ENTRIES PROVIDED:
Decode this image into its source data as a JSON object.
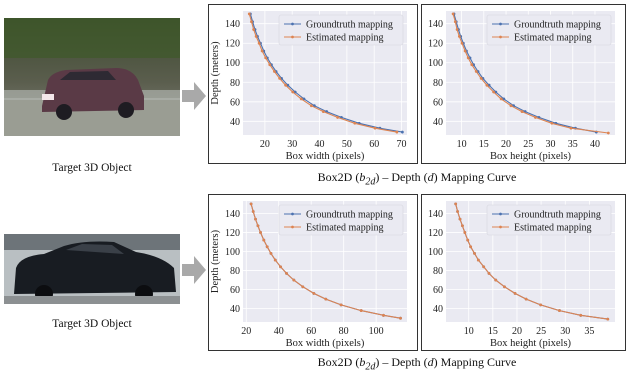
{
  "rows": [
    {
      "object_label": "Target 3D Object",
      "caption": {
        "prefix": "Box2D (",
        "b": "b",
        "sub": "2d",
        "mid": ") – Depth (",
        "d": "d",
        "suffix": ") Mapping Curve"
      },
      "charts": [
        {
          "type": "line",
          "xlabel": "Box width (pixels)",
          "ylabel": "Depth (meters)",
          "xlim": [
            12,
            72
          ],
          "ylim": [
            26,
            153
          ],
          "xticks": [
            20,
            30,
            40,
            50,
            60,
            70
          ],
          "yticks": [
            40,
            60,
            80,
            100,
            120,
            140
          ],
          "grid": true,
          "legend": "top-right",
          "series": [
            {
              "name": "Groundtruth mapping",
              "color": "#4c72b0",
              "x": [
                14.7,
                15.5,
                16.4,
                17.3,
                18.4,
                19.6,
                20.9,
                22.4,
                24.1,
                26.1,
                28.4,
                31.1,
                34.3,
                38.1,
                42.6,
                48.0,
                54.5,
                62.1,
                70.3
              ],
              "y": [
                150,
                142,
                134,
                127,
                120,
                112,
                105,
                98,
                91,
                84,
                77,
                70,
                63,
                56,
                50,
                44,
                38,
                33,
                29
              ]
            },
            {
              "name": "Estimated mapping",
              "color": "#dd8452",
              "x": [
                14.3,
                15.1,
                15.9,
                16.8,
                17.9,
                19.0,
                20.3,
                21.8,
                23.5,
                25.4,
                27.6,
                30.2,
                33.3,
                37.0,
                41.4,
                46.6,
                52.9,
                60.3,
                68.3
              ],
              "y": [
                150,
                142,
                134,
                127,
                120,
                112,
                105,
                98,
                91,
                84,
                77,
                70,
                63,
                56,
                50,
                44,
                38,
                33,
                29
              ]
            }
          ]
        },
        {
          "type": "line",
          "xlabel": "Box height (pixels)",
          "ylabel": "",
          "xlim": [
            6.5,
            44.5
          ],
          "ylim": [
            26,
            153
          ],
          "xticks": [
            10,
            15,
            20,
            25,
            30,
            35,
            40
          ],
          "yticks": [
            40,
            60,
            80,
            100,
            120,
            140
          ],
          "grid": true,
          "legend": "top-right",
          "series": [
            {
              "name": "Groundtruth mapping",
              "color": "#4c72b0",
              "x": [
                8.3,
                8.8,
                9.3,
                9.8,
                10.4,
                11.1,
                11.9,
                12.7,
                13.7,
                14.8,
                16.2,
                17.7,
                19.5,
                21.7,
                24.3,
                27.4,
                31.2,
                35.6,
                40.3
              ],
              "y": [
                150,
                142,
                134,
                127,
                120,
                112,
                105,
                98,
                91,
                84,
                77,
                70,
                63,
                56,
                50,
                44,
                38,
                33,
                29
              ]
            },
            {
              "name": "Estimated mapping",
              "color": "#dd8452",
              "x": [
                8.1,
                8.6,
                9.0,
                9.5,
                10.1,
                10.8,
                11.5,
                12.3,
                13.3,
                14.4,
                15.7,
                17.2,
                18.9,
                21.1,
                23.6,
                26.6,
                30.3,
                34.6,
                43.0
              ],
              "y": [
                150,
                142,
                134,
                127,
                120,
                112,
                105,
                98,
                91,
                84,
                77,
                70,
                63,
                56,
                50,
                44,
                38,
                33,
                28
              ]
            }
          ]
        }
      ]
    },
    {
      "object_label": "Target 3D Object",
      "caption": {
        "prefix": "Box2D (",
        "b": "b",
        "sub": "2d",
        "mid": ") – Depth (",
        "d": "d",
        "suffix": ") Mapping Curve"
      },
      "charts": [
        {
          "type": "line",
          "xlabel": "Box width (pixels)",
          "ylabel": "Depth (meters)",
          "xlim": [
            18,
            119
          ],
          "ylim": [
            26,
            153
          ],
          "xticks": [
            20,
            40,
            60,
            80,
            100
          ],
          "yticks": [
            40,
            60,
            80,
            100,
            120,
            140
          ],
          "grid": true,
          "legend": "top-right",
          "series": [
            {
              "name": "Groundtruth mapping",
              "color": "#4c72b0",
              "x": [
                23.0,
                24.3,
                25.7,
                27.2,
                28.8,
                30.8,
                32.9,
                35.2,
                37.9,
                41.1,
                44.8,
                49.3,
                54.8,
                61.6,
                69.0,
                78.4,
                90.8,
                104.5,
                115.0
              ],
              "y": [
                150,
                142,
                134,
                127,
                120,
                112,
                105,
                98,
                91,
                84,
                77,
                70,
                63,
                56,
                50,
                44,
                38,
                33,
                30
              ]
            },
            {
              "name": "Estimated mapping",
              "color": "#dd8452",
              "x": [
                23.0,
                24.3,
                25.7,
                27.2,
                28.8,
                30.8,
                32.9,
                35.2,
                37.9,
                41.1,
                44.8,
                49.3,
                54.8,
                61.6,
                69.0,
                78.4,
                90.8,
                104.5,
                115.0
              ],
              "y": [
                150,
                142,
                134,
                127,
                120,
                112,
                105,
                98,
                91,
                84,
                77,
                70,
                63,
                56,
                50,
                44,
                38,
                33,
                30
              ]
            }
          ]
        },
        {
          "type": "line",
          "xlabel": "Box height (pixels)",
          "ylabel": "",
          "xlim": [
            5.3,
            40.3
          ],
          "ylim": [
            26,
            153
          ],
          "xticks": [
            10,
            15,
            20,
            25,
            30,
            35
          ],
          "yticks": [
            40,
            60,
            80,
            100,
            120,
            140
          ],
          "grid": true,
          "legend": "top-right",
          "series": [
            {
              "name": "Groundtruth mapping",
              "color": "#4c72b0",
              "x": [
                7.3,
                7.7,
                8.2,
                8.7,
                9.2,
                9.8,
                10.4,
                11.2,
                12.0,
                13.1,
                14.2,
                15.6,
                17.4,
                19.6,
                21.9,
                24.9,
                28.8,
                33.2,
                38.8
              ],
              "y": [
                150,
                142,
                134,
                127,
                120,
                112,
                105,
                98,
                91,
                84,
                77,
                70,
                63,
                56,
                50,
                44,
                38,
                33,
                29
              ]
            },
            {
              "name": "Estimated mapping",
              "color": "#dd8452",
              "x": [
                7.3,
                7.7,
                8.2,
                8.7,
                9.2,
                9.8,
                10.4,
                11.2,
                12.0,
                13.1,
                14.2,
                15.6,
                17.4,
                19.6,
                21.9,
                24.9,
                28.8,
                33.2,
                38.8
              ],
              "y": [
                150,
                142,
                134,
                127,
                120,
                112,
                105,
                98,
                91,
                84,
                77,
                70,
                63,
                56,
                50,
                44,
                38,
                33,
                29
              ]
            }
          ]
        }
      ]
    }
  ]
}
* * *
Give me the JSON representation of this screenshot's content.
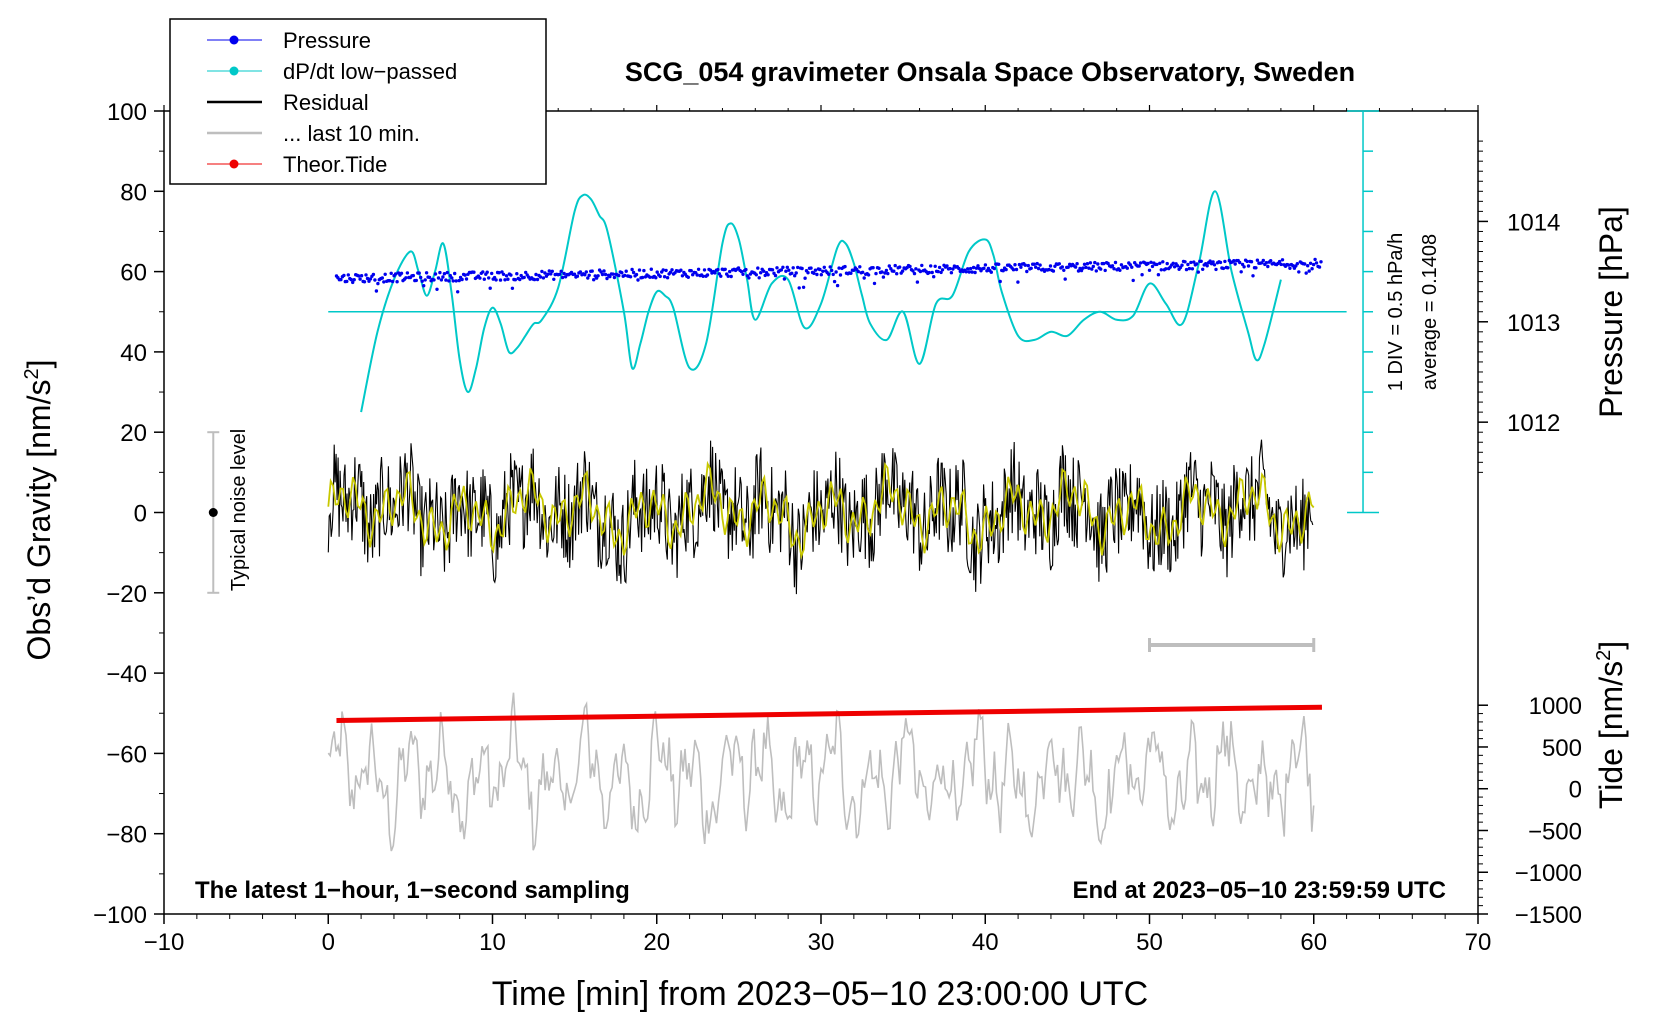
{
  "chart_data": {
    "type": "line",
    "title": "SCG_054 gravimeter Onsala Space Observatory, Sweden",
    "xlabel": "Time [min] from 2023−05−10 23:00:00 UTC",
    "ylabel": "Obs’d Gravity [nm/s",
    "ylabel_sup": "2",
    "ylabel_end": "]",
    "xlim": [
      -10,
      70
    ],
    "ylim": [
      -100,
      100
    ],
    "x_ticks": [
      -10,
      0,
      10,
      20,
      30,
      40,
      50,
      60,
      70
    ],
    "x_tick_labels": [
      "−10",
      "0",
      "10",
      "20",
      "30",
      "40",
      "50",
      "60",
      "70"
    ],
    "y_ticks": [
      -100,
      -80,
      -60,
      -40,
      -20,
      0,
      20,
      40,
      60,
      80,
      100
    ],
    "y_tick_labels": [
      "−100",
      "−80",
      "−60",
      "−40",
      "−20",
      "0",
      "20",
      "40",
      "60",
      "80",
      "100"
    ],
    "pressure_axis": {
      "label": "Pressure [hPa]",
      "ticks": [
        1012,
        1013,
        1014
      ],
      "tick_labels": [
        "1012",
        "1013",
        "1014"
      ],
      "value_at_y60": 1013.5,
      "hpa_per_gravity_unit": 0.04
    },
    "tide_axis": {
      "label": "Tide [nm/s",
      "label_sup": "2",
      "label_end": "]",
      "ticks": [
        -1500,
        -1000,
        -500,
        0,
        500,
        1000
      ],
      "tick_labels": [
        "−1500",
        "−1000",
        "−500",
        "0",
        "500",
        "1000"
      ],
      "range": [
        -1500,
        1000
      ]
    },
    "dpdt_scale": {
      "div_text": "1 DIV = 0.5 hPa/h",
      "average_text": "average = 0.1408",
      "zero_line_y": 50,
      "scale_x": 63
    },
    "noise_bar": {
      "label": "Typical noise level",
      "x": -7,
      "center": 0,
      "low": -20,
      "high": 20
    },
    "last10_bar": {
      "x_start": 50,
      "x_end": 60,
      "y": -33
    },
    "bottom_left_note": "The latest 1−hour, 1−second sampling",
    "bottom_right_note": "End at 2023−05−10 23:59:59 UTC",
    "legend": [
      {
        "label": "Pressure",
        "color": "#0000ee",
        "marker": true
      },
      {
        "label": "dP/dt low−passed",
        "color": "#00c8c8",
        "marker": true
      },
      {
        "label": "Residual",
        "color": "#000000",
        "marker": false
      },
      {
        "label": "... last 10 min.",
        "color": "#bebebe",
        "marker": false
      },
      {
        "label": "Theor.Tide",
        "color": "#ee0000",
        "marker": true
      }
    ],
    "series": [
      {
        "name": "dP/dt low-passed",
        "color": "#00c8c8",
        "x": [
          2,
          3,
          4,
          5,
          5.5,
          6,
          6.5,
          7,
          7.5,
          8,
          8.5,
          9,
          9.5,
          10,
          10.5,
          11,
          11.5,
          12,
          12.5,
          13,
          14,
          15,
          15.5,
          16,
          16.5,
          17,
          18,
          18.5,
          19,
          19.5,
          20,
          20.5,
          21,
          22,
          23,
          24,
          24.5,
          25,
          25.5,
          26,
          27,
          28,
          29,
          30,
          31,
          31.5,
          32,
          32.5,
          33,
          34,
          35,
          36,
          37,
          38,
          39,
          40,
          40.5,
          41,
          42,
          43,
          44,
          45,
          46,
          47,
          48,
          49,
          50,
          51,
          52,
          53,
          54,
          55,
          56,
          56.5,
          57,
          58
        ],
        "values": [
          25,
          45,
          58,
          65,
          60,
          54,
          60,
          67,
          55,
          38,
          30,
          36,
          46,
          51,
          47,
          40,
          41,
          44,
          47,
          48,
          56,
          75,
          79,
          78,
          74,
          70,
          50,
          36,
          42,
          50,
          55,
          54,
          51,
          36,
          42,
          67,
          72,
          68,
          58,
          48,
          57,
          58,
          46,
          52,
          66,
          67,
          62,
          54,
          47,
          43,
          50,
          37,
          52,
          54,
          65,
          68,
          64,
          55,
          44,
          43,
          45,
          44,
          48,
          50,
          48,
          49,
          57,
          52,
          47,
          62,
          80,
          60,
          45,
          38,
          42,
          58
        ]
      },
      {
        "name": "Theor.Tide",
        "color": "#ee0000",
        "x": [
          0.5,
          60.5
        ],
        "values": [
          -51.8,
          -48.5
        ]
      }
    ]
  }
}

DESCRIPTION OF THE TASK: Select all lines with the word "JSON" from the entries above.

RESPONSE BELOW:
Decode this image into its source data as a JSON object.
Give me the JSON representation of this screenshot's content.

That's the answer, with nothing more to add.